PROBLEM => Return every record below exactly as written, omitting any pictures.
★ ★ ★ ★ ★ ★ ★
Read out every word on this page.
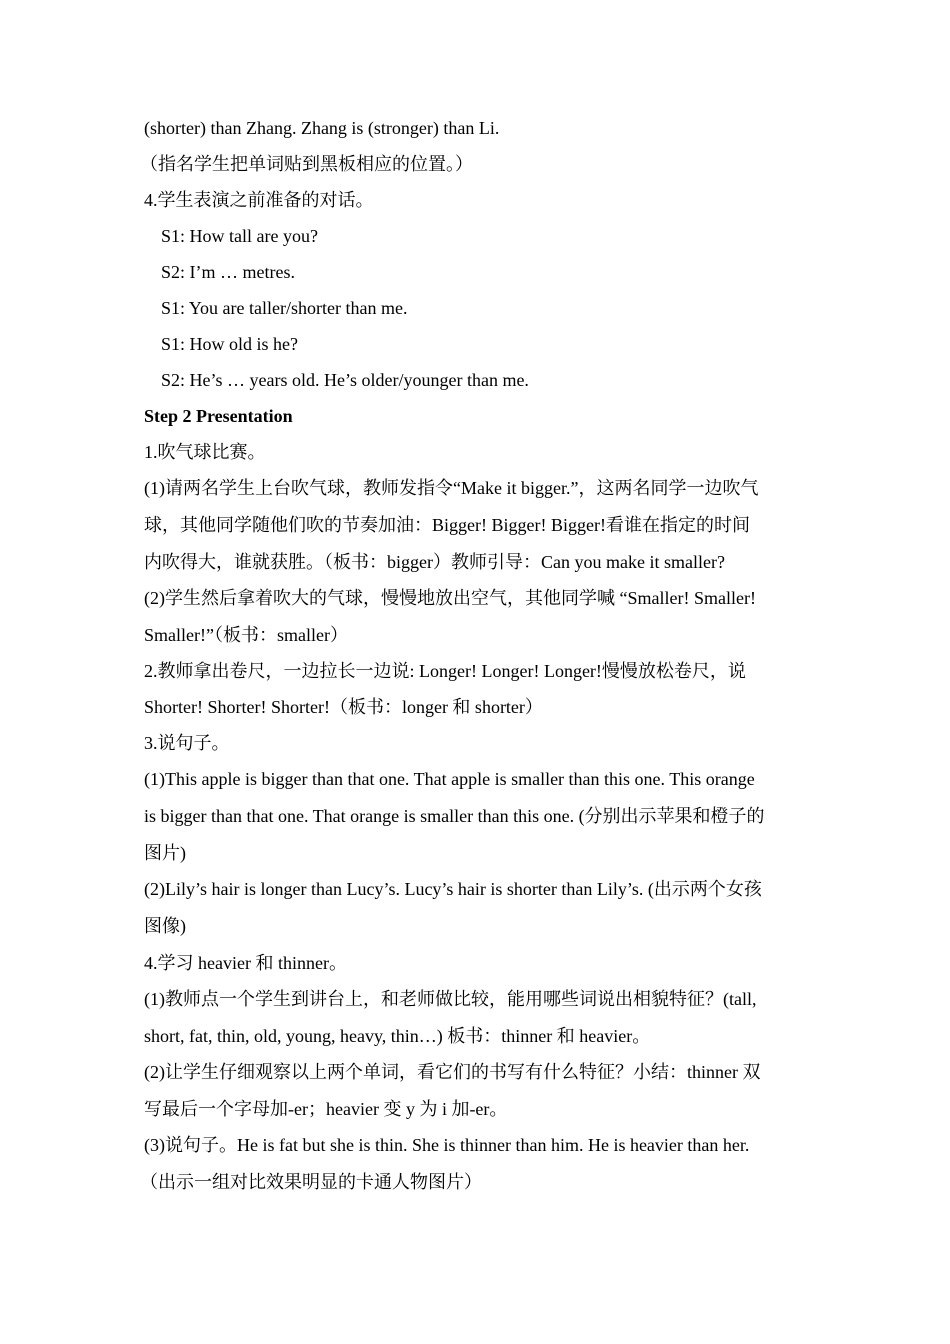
(shorter) than Zhang. Zhang is (stronger) than Li.
（指名学生把单词贴到黑板相应的位置。）
4.学生表演之前准备的对话。
S1: How tall are you?
S2: I’m … metres.
S1: You are taller/shorter than me.
S1: How old is he?
S2: He’s … years old. He’s older/younger than me.
Step 2 Presentation
1.吹气球比赛。
(1)请两名学生上台吹气球，教师发指令“Make it bigger.”，这两名同学一边吹气
球，其他同学随他们吹的节奏加油：Bigger! Bigger! Bigger!看谁在指定的时间
内吹得大，谁就获胜。（板书：bigger）教师引导：Can you make it smaller?
(2)学生然后拿着吹大的气球，慢慢地放出空气，其他同学喊 “Smaller! Smaller!
Smaller!”（板书：smaller）
2.教师拿出卷尺，一边拉长一边说: Longer! Longer! Longer!慢慢放松卷尺，说
Shorter! Shorter! Shorter!（板书：longer 和 shorter）
3.说句子。
(1)This apple is bigger than that one. That apple is smaller than this one. This orange
is bigger than that one. That orange is smaller than this one. (分别出示苹果和橙子的
图片)
(2)Lily’s hair is longer than Lucy’s. Lucy’s hair is shorter than Lily’s. (出示两个女孩
图像)
4.学习 heavier 和 thinner。
(1)教师点一个学生到讲台上，和老师做比较，能用哪些词说出相貌特征？(tall,
short, fat, thin, old, young, heavy, thin…) 板书：thinner 和 heavier。
(2)让学生仔细观察以上两个单词，看它们的书写有什么特征？小结：thinner 双
写最后一个字母加-er；heavier 变 y 为 i 加-er。
(3)说句子。He is fat but she is thin. She is thinner than him. He is heavier than her.
（出示一组对比效果明显的卡通人物图片）
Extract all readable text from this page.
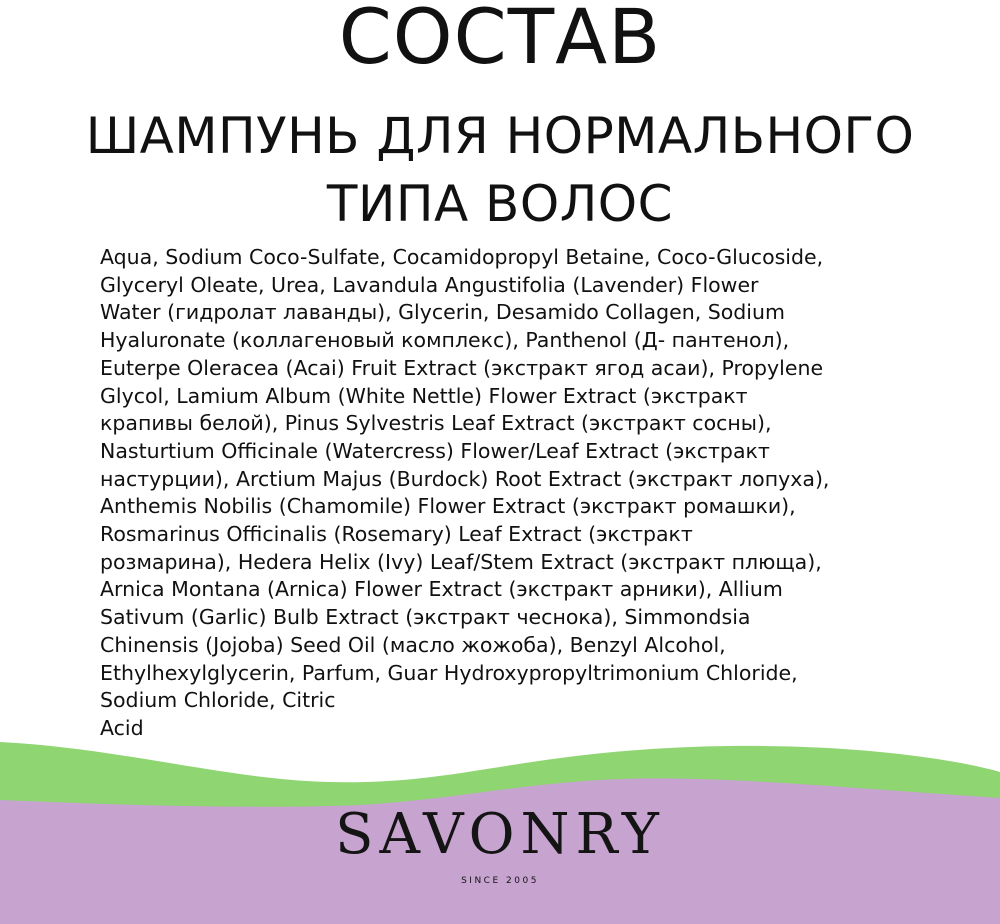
СОСТАВ
ШАМПУНЬ ДЛЯ НОРМАЛЬНОГО
ТИПА ВОЛОС
Aqua, Sodium Coco-Sulfate, Cocamidopropyl Betaine, Coco-Glucoside,
Glyceryl Oleate, Urea, Lavandula Angustifolia (Lavender) Flower
Water (гидролат лаванды), Glycerin, Desamido Collagen, Sodium
Hyaluronate (коллагеновый комплекс), Panthenol (Д- пантенол),
Euterpe Oleracea (Acai) Fruit Extract (экстракт ягод асаи), Propylene
Glycol, Lamium Album (White Nettle) Flower Extract (экстракт
крапивы белой), Pinus Sylvestris Leaf Extract (экстракт сосны),
Nasturtium Officinale (Watercress) Flower/Leaf Extract (экстракт
настурции), Arctium Majus (Burdock) Root Extract (экстракт лопуха),
Anthemis Nobilis (Chamomile) Flower Extract (экстракт ромашки),
Rosmarinus Officinalis (Rosemary) Leaf Extract (экстракт
розмарина), Hedera Helix (Ivy) Leaf/Stem Extract (экстракт плюща),
Arnica Montana (Arnica) Flower Extract (экстракт арники), Allium
Sativum (Garlic) Bulb Extract (экстракт чеснока), Simmondsia
Chinensis (Jojoba) Seed Oil (масло жожоба), Benzyl Alcohol,
Ethylhexylglycerin, Parfum, Guar Hydroxypropyltrimonium Chloride,
Sodium Chloride, Citric
Acid
SAVONRY
SINCE 2005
★ ★ ★ ★ ★ ★ ★
COMPLETE RESPONSE =>
Read out every word on this page.
(shorter) than Zhang. Zhang is (stronger) than Li.
（指名学生把单词贴到黑板相应的位置。）
4.学生表演之前准备的对话。
S1: How tall are you?
S2: I’m … metres.
S1: You are taller/shorter than me.
S1: How old is he?
S2: He’s … years old. He’s older/younger than me.
Step 2 Presentation
1.吹气球比赛。
(1)请两名学生上台吹气球，教师发指令“Make it bigger.”，这两名同学一边吹气
球，其他同学随他们吹的节奏加油：Bigger! Bigger! Bigger!看谁在指定的时间
内吹得大，谁就获胜。（板书：bigger）教师引导：Can you make it smaller?
(2)学生然后拿着吹大的气球，慢慢地放出空气，其他同学喊 “Smaller! Smaller!
Smaller!”（板书：smaller）
2.教师拿出卷尺，一边拉长一边说: Longer! Longer! Longer!慢慢放松卷尺，说
Shorter! Shorter! Shorter!（板书：longer 和 shorter）
3.说句子。
(1)This apple is bigger than that one. That apple is smaller than this one. This orange
is bigger than that one. That orange is smaller than this one. (分别出示苹果和橙子的
图片)
(2)Lily’s hair is longer than Lucy’s. Lucy’s hair is shorter than Lily’s. (出示两个女孩
图像)
4.学习 heavier 和 thinner。
(1)教师点一个学生到讲台上，和老师做比较，能用哪些词说出相貌特征？(tall,
short, fat, thin, old, young, heavy, thin…) 板书：thinner 和 heavier。
(2)让学生仔细观察以上两个单词，看它们的书写有什么特征？小结：thinner 双
写最后一个字母加-er；heavier 变 y 为 i 加-er。
(3)说句子。He is fat but she is thin. She is thinner than him. He is heavier than her.
（出示一组对比效果明显的卡通人物图片）
Extract all readable text from this page.
СОСТАВ
ШАМПУНЬ ДЛЯ НОРМАЛЬНОГО
ТИПА ВОЛОС
Aqua, Sodium Coco-Sulfate, Cocamidopropyl Betaine, Coco-Glucoside,
Glyceryl Oleate, Urea, Lavandula Angustifolia (Lavender) Flower
Water (гидролат лаванды), Glycerin, Desamido Collagen, Sodium
Hyaluronate (коллагеновый комплекс), Panthenol (Д- пантенол),
Euterpe Oleracea (Acai) Fruit Extract (экстракт ягод асаи), Propylene
Glycol, Lamium Album (White Nettle) Flower Extract (экстракт
крапивы белой), Pinus Sylvestris Leaf Extract (экстракт сосны),
Nasturtium Officinale (Watercress) Flower/Leaf Extract (экстракт
настурции), Arctium Majus (Burdock) Root Extract (экстракт лопуха),
Anthemis Nobilis (Chamomile) Flower Extract (экстракт ромашки),
Rosmarinus Officinalis (Rosemary) Leaf Extract (экстракт
розмарина), Hedera Helix (Ivy) Leaf/Stem Extract (экстракт плюща),
Arnica Montana (Arnica) Flower Extract (экстракт арники), Allium
Sativum (Garlic) Bulb Extract (экстракт чеснока), Simmondsia
Chinensis (Jojoba) Seed Oil (масло жожоба), Benzyl Alcohol,
Ethylhexylglycerin, Parfum, Guar Hydroxypropyltrimonium Chloride,
Sodium Chloride, Citric
Acid
SAVONRY
SINCE 2005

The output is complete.